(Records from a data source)
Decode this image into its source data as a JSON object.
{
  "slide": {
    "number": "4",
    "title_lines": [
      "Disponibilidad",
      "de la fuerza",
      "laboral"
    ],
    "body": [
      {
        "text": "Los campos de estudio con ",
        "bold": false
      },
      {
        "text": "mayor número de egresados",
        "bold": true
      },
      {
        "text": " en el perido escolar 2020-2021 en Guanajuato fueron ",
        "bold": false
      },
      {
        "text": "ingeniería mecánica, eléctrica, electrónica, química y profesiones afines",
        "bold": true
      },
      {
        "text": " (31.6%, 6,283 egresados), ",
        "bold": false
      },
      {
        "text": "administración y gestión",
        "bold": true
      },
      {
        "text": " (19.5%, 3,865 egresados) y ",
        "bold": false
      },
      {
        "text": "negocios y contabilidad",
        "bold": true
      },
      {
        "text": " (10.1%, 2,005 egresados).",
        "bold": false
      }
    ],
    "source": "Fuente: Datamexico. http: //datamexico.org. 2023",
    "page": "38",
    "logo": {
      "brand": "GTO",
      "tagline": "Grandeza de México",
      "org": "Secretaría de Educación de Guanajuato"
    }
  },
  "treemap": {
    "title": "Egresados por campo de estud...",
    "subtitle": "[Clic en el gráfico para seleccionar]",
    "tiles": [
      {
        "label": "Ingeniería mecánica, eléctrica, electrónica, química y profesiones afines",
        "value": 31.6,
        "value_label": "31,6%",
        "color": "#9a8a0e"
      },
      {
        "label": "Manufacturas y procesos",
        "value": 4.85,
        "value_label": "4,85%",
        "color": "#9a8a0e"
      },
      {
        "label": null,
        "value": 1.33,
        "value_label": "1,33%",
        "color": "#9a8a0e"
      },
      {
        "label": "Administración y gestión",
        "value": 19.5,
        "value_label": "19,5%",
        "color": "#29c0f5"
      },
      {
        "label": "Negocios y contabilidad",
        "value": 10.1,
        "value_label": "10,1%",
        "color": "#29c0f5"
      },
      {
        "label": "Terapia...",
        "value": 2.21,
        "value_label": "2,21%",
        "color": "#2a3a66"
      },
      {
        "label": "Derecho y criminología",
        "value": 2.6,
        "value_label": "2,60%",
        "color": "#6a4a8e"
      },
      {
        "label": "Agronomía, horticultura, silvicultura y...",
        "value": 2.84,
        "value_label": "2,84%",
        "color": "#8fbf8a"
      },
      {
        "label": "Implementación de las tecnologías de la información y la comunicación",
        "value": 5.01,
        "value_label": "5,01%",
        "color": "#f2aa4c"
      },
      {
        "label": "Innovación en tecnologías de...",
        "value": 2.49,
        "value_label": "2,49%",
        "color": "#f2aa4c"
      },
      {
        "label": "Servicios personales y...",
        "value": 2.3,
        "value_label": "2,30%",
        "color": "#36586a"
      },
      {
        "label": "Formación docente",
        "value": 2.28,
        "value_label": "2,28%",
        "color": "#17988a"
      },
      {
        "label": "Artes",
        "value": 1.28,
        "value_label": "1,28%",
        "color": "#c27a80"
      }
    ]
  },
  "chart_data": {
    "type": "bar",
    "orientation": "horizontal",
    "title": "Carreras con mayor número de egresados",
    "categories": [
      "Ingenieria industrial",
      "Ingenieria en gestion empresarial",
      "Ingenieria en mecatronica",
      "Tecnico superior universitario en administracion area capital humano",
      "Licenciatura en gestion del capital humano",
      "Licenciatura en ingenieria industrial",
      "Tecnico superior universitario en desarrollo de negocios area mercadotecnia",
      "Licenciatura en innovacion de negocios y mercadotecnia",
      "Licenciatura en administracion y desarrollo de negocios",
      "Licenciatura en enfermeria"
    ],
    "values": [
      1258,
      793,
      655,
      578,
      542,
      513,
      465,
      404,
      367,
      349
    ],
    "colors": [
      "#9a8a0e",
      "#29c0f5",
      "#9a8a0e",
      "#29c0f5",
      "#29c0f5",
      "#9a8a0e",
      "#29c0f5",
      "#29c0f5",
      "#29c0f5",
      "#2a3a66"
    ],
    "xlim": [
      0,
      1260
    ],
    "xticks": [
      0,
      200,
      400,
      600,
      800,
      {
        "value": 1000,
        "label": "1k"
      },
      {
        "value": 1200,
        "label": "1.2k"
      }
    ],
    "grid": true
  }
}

Written exercise: Return each full line of the entries that contains the word "afines".

Task solution:
        "text": "ingeniería mecánica, eléctrica, electrónica, química y profesiones afines",
        "label": "Ingeniería mecánica, eléctrica, electrónica, química y profesiones afines",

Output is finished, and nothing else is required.